* Goal *
Render every line of the listing below as a JSON list of strings, one string per line, skipping blank lines. Leave the pictures out of the answer.

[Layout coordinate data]
+++

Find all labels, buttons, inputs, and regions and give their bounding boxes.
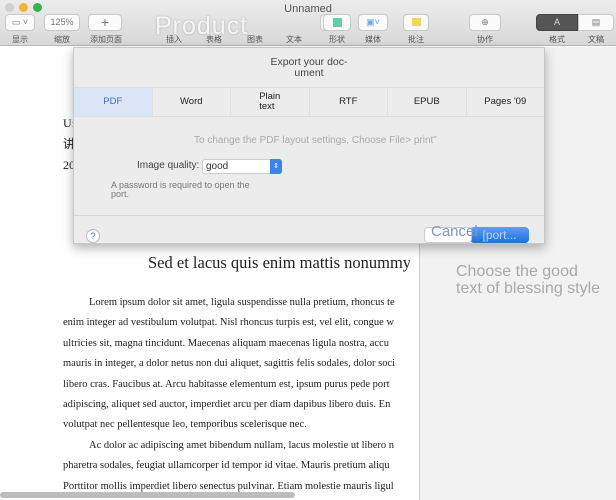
horizontal-scrollbar[interactable]	[0, 492, 295, 498]
format-tabs: PDF Word Plain text RTF EPUB Pages '09	[74, 87, 544, 117]
export-dialog: Export your doc- ument PDF Word Plain te…	[73, 47, 545, 244]
tab-plain-text[interactable]: Plain text	[231, 88, 310, 116]
format-icon: A	[553, 17, 560, 27]
collaborate-icon: ⊕	[481, 17, 489, 27]
toolbar-label: 协作	[477, 35, 493, 44]
toolbar-label: 格式	[549, 35, 565, 44]
toolbar: Unnamed ▭ ˅ 125% + T ▣˅ ⊕ A ▤ 显示 缩放 添加页面…	[0, 0, 616, 46]
toolbar-label: 形状	[329, 35, 345, 44]
export-button[interactable]: [port...	[470, 227, 529, 243]
format-button[interactable]: A	[536, 14, 578, 31]
toolbar-label: 缩放	[54, 35, 70, 44]
image-quality-label: Image quality:	[137, 160, 200, 171]
document-heading: Sed et lacus quis enim mattis nonummy	[148, 253, 410, 272]
toolbar-label: 显示	[12, 35, 28, 44]
plus-icon: +	[100, 14, 110, 30]
tab-word[interactable]: Word	[153, 88, 231, 116]
view-button[interactable]: ▭ ˅	[5, 14, 35, 31]
toolbar-label: 添加页面	[90, 35, 122, 44]
document-button[interactable]: ▤	[578, 14, 614, 31]
tab-epub[interactable]: EPUB	[388, 88, 467, 116]
add-page-button[interactable]: +	[88, 14, 122, 31]
comment-icon	[411, 18, 421, 26]
password-text: A password is required to open the port.	[111, 180, 250, 199]
view-icon: ▭ ˅	[11, 17, 29, 27]
toolbar-label: 文稿	[588, 35, 604, 44]
media-icon: ▣˅	[366, 17, 380, 27]
toolbar-label: 文本	[286, 35, 302, 44]
chevron-updown-icon: ⇕	[270, 159, 282, 174]
dialog-title: Export your doc- ument	[270, 56, 348, 79]
shape-icon	[332, 18, 342, 27]
sidebar-hint: Choose the good text of blessing style	[456, 263, 601, 297]
zoom-select[interactable]: 125%	[44, 14, 80, 31]
shape-button[interactable]	[323, 14, 351, 31]
comment-button[interactable]	[403, 14, 429, 31]
document-body: Lorem ipsum dolor sit amet, ligula suspe…	[63, 297, 396, 492]
cancel-button[interactable]: Cancel	[424, 224, 478, 243]
collaborate-button[interactable]: ⊕	[469, 14, 501, 31]
toolbar-label: 批注	[408, 35, 424, 44]
document-icon: ▤	[591, 17, 601, 27]
pdf-info-text: To change the PDF layout settings, Choos…	[194, 135, 437, 146]
divider	[74, 215, 544, 216]
overlay-text: Product	[155, 12, 249, 40]
media-button[interactable]: ▣˅	[358, 14, 388, 31]
tab-pages-09[interactable]: Pages '09	[467, 88, 545, 116]
tab-rtf[interactable]: RTF	[310, 88, 388, 116]
help-button[interactable]: ?	[86, 229, 100, 243]
toolbar-label: 媒体	[365, 35, 381, 44]
image-quality-select[interactable]: good ⇕	[202, 159, 282, 174]
tab-pdf[interactable]: PDF	[74, 88, 153, 116]
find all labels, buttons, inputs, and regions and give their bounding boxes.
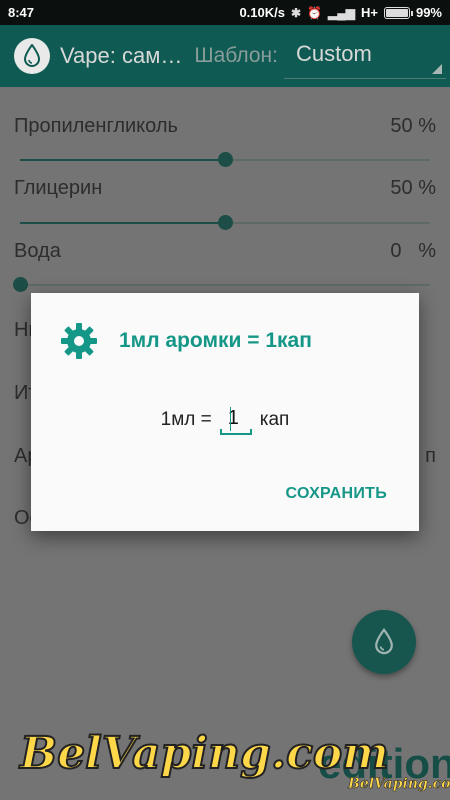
dialog-header: 1мл аромки = 1кап [59, 321, 312, 361]
slider-knob[interactable] [218, 152, 233, 167]
drop-icon [375, 628, 393, 655]
ingredient-row-water: Вода 0 % [14, 240, 436, 263]
slider-fill [20, 159, 225, 161]
alarm-icon: ⏰ [307, 5, 323, 20]
drop-icon[interactable] [14, 38, 50, 74]
value-unit: % [418, 240, 436, 262]
drops-input[interactable]: 1 [218, 403, 254, 437]
slider-pg[interactable] [20, 152, 430, 167]
template-label: Шаблон: [194, 44, 278, 67]
network-speed: 0.10K/s [239, 5, 285, 20]
bluetooth-icon: ✱ [291, 5, 302, 20]
value-number: 0 [390, 240, 402, 262]
belvaping-watermark: BelVaping.com [19, 727, 390, 780]
battery-percent: 99% [415, 5, 442, 20]
row-fragment: п [425, 445, 436, 467]
slider-water[interactable] [13, 277, 430, 292]
dropdown-caret-icon [432, 64, 442, 74]
ml-prefix: 1мл = [160, 409, 212, 430]
ingredient-value: 50 % [390, 177, 436, 199]
dialog-body: 1мл = 1 кап [31, 403, 419, 437]
ingredient-value: 50 % [390, 115, 436, 137]
ingredient-row-pg: Пропиленгликоль 50 % [14, 115, 436, 138]
ingredient-value: 0 % [390, 240, 436, 263]
status-bar: 8:47 0.10K/s ✱ ⏰ ▂▄▆ H+ 99% [0, 0, 450, 25]
signal-icon: ▂▄▆ [328, 5, 355, 20]
status-right: 0.10K/s ✱ ⏰ ▂▄▆ H+ 99% [239, 5, 442, 20]
drop-glyph [23, 44, 41, 67]
signal-type: H+ [360, 5, 378, 20]
slider-vg[interactable] [20, 215, 430, 230]
text-cursor [229, 407, 231, 431]
battery-icon [383, 6, 413, 19]
status-time: 8:47 [8, 5, 35, 20]
save-button[interactable]: СОХРАНИТЬ [285, 485, 387, 503]
drops-dialog: 1мл аромки = 1кап 1мл = 1 кап СОХРАНИТЬ [31, 293, 419, 531]
app-toolbar: Vape: сам… Шаблон: Custom [0, 25, 450, 87]
dialog-title: 1мл аромки = 1кап [119, 329, 312, 352]
belvaping-small-watermark: BelVaping.com [348, 776, 450, 793]
template-value: Custom [296, 41, 372, 66]
drops-suffix: кап [259, 409, 290, 430]
drop-fab-button[interactable] [352, 610, 416, 674]
slider-knob[interactable] [13, 277, 28, 292]
app-title: Vape: сам… [60, 43, 183, 68]
slider-fill [20, 222, 225, 224]
slider-knob[interactable] [218, 215, 233, 230]
gear-icon [61, 323, 97, 359]
input-underline-tick [249, 429, 252, 435]
battery-fill [385, 8, 408, 17]
template-dropdown[interactable]: Custom [284, 33, 446, 79]
ingredient-label: Вода [14, 240, 61, 262]
ingredient-label: Пропиленгликоль [14, 115, 178, 137]
ingredient-label: Глицерин [14, 177, 103, 199]
ingredient-row-vg: Глицерин 50 % [14, 177, 436, 200]
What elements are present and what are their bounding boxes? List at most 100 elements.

+++

* Complete response *
[
  "Find all labels, buttons, inputs, and regions and give their bounding boxes.",
  "horizontal-scrollbar[interactable]\t[0, 492, 295, 498]",
  "format-tabs: PDF Word Plain text RTF EPUB Pages '09\t[74, 87, 544, 117]",
  "export-dialog: Export your doc- ument PDF Word Plain te…\t[73, 47, 545, 244]",
  "tab-plain-text[interactable]: Plain text\t[231, 88, 310, 116]",
  "format-icon: A\t[553, 17, 560, 27]",
  "collaborate-icon: ⊕\t[481, 17, 489, 27]",
  "toolbar-label: 协作\t[477, 35, 493, 44]",
  "toolbar-label: 格式\t[549, 35, 565, 44]",
  "toolbar: Unnamed ▭ ˅ 125% + T ▣˅ ⊕ A ▤ 显示 缩放 添加页面…\t[0, 0, 616, 46]",
  "toolbar-label: 形状\t[329, 35, 345, 44]",
  "export-button[interactable]: [port...\t[470, 227, 529, 243]",
  "format-button[interactable]: A\t[536, 14, 578, 31]",
  "toolbar-label: 缩放\t[54, 35, 70, 44]",
  "image-quality-label: Image quality:\t[137, 160, 200, 171]",
  "document-heading: Sed et lacus quis enim mattis nonummy\t[148, 253, 410, 272]",
  "toolbar-label: 显示\t[12, 35, 28, 44]",
  "plus-icon: +\t[100, 14, 110, 30]",
  "tab-word[interactable]: Word\t[153, 88, 231, 116]",
  "view-button[interactable]: ▭ ˅\t[5, 14, 35, 31]",
  "toolbar-label: 添加页面\t[90, 35, 122, 44]",
  "document-button[interactable]: ▤\t[578, 14, 614, 31]",
  "tab-epub[interactable]: EPUB\t[388, 88, 467, 116]",
  "add-page-button[interactable]: +\t[88, 14, 122, 31]",
  "comment-icon\t[411, 18, 421, 26]",
  "password-text: A password is required to open the port.\t[111, 180, 250, 199]",
  "view-icon: ▭ ˅\t[11, 17, 29, 27]",
  "toolbar-label: 文稿\t[588, 35, 604, 44]",
  "media-icon: ▣˅\t[366, 17, 380, 27]",
  "toolbar-label: 文本\t[286, 35, 302, 44]",
  "chevron-updown-icon: ⇕\t[270, 159, 282, 174]",
  "dialog-title: Export your doc- ument\t[270, 56, 348, 79]",
  "shape-icon\t[332, 18, 342, 27]",
  "sidebar-hint: Choose the good text of blessing style\t[456, 263, 601, 297]",
  "zoom-select[interactable]: 125%\t[44, 14, 80, 31]",
  "shape-button[interactable]\t[323, 14, 351, 31]",
  "comment-button[interactable]\t[403, 14, 429, 31]",
  "document-body: Lorem ipsum dolor sit amet, ligula suspe…\t[63, 297, 396, 492]",
  "cancel-button[interactable]: Cancel\t[424, 224, 478, 243]",
  "collaborate-button[interactable]: ⊕\t[469, 14, 501, 31]",
  "toolbar-label: 批注\t[408, 35, 424, 44]",
  "document-icon: ▤\t[591, 17, 601, 27]",
  "pdf-info-text: To change the PDF layout settings, Choos…\t[194, 135, 437, 146]",
  "divider\t[74, 215, 544, 216]",
  "overlay-text: Product\t[155, 12, 249, 40]",
  "media-button[interactable]: ▣˅\t[358, 14, 388, 31]",
  "tab-pages-09[interactable]: Pages '09\t[467, 88, 545, 116]",
  "tab-rtf[interactable]: RTF\t[310, 88, 388, 116]",
  "help-button[interactable]: ?\t[86, 229, 100, 243]",
  "toolbar-label: 媒体\t[365, 35, 381, 44]",
  "image-quality-select[interactable]: good ⇕\t[202, 159, 282, 174]",
  "tab-pdf[interactable]: PDF\t[74, 88, 153, 116]",
  "find all labels, buttons, inputs, and regions and give their bounding boxes.",
  "dialog-header: 1мл аромки = 1кап [59, 321, 312, 361]",
  "slider-knob[interactable] [218, 152, 233, 167]",
  "drop-icon [375, 628, 393, 655]",
  "ingredient-row-water: Вода 0 % [14, 240, 436, 263]",
  "slider-fill [20, 159, 225, 161]",
  "alarm-icon: ⏰ [307, 5, 323, 20]",
  "drop-icon[interactable] [14, 38, 50, 74]",
  "value-unit: % [418, 240, 436, 262]",
  "drops-input[interactable]: 1 [218, 403, 254, 437]",
  "slider-pg[interactable] [20, 152, 430, 167]",
  "template-label: Шаблон: [194, 44, 278, 67]",
  "network-speed: 0.10K/s [239, 5, 285, 20]",
  "bluetooth-icon: ✱ [291, 5, 302, 20]",
  "value-number: 0 [390, 240, 402, 262]",
  "belvaping-watermark: BelVaping.com [19, 727, 390, 780]",
  "battery-percent: 99% [415, 5, 442, 20]",
  "row-fragment: п [425, 445, 436, 467]",
  "slider-water[interactable] [13, 277, 430, 292]",
  "dropdown-caret-icon [432, 64, 442, 74]",
  "ml-prefix: 1мл = [160, 409, 212, 430]",
  "ingredient-value: 50 % [390, 177, 436, 199]",
  "dialog-body: 1мл = 1 кап [31, 403, 419, 437]",
  "ingredient-value: 50 % [390, 115, 436, 137]",
  "ingredient-row-pg: Пропиленгликоль 50 % [14, 115, 436, 138]",
  "ingredient-value: 0 % [390, 240, 436, 263]",
  "status-bar: 8:47 0.10K/s ✱ ⏰ ▂▄▆ H+ 99% [0, 0, 450, 25]",
  "signal-icon: ▂▄▆ [328, 5, 355, 20]",
  "status-right: 0.10K/s ✱ ⏰ ▂▄▆ H+ 99% [239, 5, 442, 20]",
  "drop-glyph [23, 44, 41, 67]",
  "signal-type: H+ [360, 5, 378, 20]",
  "slider-vg[interactable] [20, 215, 430, 230]",
  "text-cursor [229, 407, 231, 431]",
  "battery-icon [383, 6, 413, 19]",
  "status-time: 8:47 [8, 5, 35, 20]",
  "save-button[interactable]: СОХРАНИТЬ [285, 485, 387, 503]",
  "drops-dialog: 1мл аромки = 1кап 1мл = 1 кап СОХРАНИТЬ [31, 293, 419, 531]",
  "app-toolbar: Vape: сам… Шаблон: Custom [0, 25, 450, 87]",
  "dialog-title: 1мл аромки = 1кап [119, 329, 312, 352]",
  "belvaping-small-watermark: BelVaping.com [348, 776, 450, 793]",
  "template-value: Custom [296, 41, 372, 66]",
  "drops-suffix: кап [259, 409, 290, 430]",
  "drop-fab-button[interactable] [352, 610, 416, 674]",
  "slider-knob[interactable] [13, 277, 28, 292]",
  "app-title: Vape: сам… [60, 43, 183, 68]",
  "slider-fill [20, 222, 225, 224]",
  "slider-knob[interactable] [218, 215, 233, 230]",
  "gear-icon [61, 323, 97, 359]",
  "input-underline-tick [249, 429, 252, 435]",
  "battery-fill [385, 8, 408, 17]",
  "template-dropdown[interactable]: Custom [284, 33, 446, 79]",
  "ingredient-label: Вода [14, 240, 61, 262]",
  "ingredient-label: Пропиленгликоль [14, 115, 178, 137]",
  "ingredient-label: Глицерин [14, 177, 103, 199]",
  "ingredient-row-vg: Глицерин 50 % [14, 177, 436, 200]",
  "What elements are present and what are their bounding boxes? List at most 100 elements."
]